>> Start

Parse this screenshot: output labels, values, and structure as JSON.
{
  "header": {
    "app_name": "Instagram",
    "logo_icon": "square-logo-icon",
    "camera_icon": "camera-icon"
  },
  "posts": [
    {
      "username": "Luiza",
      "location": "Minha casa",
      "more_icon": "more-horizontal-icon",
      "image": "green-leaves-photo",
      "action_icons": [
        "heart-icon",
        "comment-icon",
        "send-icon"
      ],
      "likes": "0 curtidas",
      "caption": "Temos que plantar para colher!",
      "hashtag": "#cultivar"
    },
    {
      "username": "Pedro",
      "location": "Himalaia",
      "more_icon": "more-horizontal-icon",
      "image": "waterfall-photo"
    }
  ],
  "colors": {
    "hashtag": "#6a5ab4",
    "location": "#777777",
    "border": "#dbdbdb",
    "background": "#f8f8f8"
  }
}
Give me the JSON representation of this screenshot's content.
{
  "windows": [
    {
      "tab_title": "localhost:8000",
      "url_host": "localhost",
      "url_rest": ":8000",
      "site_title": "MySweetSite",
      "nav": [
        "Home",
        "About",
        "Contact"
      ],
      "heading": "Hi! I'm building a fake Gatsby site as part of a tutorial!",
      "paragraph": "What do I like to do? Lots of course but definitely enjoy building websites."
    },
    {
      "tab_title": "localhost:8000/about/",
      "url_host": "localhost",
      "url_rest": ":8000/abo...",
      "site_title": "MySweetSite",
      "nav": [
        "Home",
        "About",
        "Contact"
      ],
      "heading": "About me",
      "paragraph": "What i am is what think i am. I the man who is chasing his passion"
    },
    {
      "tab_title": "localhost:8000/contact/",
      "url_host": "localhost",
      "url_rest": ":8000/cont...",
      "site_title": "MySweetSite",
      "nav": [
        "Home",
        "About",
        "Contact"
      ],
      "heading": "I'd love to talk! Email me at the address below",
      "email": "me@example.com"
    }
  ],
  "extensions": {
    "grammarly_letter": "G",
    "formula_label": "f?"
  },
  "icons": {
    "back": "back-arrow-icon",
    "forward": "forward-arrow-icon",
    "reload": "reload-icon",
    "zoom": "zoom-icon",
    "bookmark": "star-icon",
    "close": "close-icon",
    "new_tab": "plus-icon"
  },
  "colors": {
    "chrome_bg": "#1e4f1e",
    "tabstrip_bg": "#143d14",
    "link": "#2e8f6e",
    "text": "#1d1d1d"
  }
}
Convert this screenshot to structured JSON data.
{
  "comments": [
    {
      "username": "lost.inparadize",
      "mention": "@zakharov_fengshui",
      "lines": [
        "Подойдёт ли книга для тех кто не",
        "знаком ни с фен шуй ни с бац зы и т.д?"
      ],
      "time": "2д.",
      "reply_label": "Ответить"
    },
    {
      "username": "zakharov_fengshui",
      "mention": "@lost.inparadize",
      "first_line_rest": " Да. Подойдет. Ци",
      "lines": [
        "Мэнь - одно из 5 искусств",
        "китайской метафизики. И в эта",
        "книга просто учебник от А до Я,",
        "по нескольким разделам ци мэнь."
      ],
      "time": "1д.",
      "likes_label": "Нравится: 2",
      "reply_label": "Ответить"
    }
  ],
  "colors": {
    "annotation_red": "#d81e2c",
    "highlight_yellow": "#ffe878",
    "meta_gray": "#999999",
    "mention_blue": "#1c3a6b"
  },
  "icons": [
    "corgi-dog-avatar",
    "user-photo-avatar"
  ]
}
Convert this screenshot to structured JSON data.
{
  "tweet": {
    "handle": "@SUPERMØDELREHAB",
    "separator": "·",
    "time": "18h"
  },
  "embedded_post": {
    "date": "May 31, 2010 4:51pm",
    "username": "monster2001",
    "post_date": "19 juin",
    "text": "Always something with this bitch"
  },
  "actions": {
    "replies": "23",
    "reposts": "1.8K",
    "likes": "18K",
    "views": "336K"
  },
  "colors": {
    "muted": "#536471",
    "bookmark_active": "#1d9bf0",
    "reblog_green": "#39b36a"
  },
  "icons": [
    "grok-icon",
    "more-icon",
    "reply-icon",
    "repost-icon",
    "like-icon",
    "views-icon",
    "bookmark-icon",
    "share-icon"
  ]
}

>> End

Retype the entries exactly, including every line.

* WRITTEN SOLUTION *
Parse this screenshot: output labels, values, and structure as JSON.
{
  "header": {
    "app_name": "Instagram",
    "logo_icon": "square-logo-icon",
    "camera_icon": "camera-icon"
  },
  "posts": [
    {
      "username": "Luiza",
      "location": "Minha casa",
      "more_icon": "more-horizontal-icon",
      "image": "green-leaves-photo",
      "action_icons": [
        "heart-icon",
        "comment-icon",
        "send-icon"
      ],
      "likes": "0 curtidas",
      "caption": "Temos que plantar para colher!",
      "hashtag": "#cultivar"
    },
    {
      "username": "Pedro",
      "location": "Himalaia",
      "more_icon": "more-horizontal-icon",
      "image": "waterfall-photo"
    }
  ],
  "colors": {
    "hashtag": "#6a5ab4",
    "location": "#777777",
    "border": "#dbdbdb",
    "background": "#f8f8f8"
  }
}
Give me the JSON representation of this screenshot's content.
{
  "windows": [
    {
      "tab_title": "localhost:8000",
      "url_host": "localhost",
      "url_rest": ":8000",
      "site_title": "MySweetSite",
      "nav": [
        "Home",
        "About",
        "Contact"
      ],
      "heading": "Hi! I'm building a fake Gatsby site as part of a tutorial!",
      "paragraph": "What do I like to do? Lots of course but definitely enjoy building websites."
    },
    {
      "tab_title": "localhost:8000/about/",
      "url_host": "localhost",
      "url_rest": ":8000/abo...",
      "site_title": "MySweetSite",
      "nav": [
        "Home",
        "About",
        "Contact"
      ],
      "heading": "About me",
      "paragraph": "What i am is what think i am. I the man who is chasing his passion"
    },
    {
      "tab_title": "localhost:8000/contact/",
      "url_host": "localhost",
      "url_rest": ":8000/cont...",
      "site_title": "MySweetSite",
      "nav": [
        "Home",
        "About",
        "Contact"
      ],
      "heading": "I'd love to talk! Email me at the address below",
      "email": "me@example.com"
    }
  ],
  "extensions": {
    "grammarly_letter": "G",
    "formula_label": "f?"
  },
  "icons": {
    "back": "back-arrow-icon",
    "forward": "forward-arrow-icon",
    "reload": "reload-icon",
    "zoom": "zoom-icon",
    "bookmark": "star-icon",
    "close": "close-icon",
    "new_tab": "plus-icon"
  },
  "colors": {
    "chrome_bg": "#1e4f1e",
    "tabstrip_bg": "#143d14",
    "link": "#2e8f6e",
    "text": "#1d1d1d"
  }
}
Convert this screenshot to structured JSON data.
{
  "comments": [
    {
      "username": "lost.inparadize",
      "mention": "@zakharov_fengshui",
      "lines": [
        "Подойдёт ли книга для тех кто не",
        "знаком ни с фен шуй ни с бац зы и т.д?"
      ],
      "time": "2д.",
      "reply_label": "Ответить"
    },
    {
      "username": "zakharov_fengshui",
      "mention": "@lost.inparadize",
      "first_line_rest": " Да. Подойдет. Ци",
      "lines": [
        "Мэнь - одно из 5 искусств",
        "китайской метафизики. И в эта",
        "книга просто учебник от А до Я,",
        "по нескольким разделам ци мэнь."
      ],
      "time": "1д.",
      "likes_label": "Нравится: 2",
      "reply_label": "Ответить"
    }
  ],
  "colors": {
    "annotation_red": "#d81e2c",
    "highlight_yellow": "#ffe878",
    "meta_gray": "#999999",
    "mention_blue": "#1c3a6b"
  },
  "icons": [
    "corgi-dog-avatar",
    "user-photo-avatar"
  ]
}
Convert this screenshot to structured JSON data.
{
  "tweet": {
    "handle": "@SUPERMØDELREHAB",
    "separator": "·",
    "time": "18h"
  },
  "embedded_post": {
    "date": "May 31, 2010 4:51pm",
    "username": "monster2001",
    "post_date": "19 juin",
    "text": "Always something with this bitch"
  },
  "actions": {
    "replies": "23",
    "reposts": "1.8K",
    "likes": "18K",
    "views": "336K"
  },
  "colors": {
    "muted": "#536471",
    "bookmark_active": "#1d9bf0",
    "reblog_green": "#39b36a"
  },
  "icons": [
    "grok-icon",
    "more-icon",
    "reply-icon",
    "repost-icon",
    "like-icon",
    "views-icon",
    "bookmark-icon",
    "share-icon"
  ]
}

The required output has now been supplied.